= DIRECTIONS =
Each line of the material below that holds the word "your" needs to be copied.

= RAW DATA =

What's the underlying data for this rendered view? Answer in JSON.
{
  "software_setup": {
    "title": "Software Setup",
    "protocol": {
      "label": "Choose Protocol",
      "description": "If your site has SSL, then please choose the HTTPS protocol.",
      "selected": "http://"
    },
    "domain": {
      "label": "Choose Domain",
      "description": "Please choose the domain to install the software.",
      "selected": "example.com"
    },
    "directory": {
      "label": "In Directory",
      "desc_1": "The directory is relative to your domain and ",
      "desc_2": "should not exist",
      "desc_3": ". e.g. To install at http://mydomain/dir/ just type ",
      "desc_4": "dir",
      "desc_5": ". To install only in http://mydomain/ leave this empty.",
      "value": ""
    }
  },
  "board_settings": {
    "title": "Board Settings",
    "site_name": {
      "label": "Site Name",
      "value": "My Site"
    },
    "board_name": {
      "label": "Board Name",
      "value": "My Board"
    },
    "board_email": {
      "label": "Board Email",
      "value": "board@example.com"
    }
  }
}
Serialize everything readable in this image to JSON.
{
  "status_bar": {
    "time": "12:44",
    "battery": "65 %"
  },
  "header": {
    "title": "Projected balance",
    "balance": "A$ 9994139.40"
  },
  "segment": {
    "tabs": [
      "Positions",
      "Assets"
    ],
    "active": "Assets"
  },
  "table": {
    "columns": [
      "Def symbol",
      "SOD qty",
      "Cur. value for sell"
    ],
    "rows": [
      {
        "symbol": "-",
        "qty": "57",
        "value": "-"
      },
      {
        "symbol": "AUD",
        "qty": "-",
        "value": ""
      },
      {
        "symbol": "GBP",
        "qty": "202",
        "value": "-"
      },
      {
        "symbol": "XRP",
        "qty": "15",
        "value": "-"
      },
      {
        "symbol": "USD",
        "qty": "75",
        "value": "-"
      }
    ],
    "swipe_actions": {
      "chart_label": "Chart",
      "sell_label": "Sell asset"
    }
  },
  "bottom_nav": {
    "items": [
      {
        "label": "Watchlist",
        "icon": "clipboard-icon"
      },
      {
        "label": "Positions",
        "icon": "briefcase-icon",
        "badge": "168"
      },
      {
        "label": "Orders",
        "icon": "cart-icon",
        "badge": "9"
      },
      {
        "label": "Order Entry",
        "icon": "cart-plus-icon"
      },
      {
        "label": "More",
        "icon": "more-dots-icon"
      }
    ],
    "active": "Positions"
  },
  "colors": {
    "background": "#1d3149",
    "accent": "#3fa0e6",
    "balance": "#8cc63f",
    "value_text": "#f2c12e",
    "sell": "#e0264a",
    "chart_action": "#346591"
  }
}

= THE REPLY =
      "description": "If your site has SSL, then please choose the HTTPS protocol.",
      "desc_1": "The directory is relative to your domain and ",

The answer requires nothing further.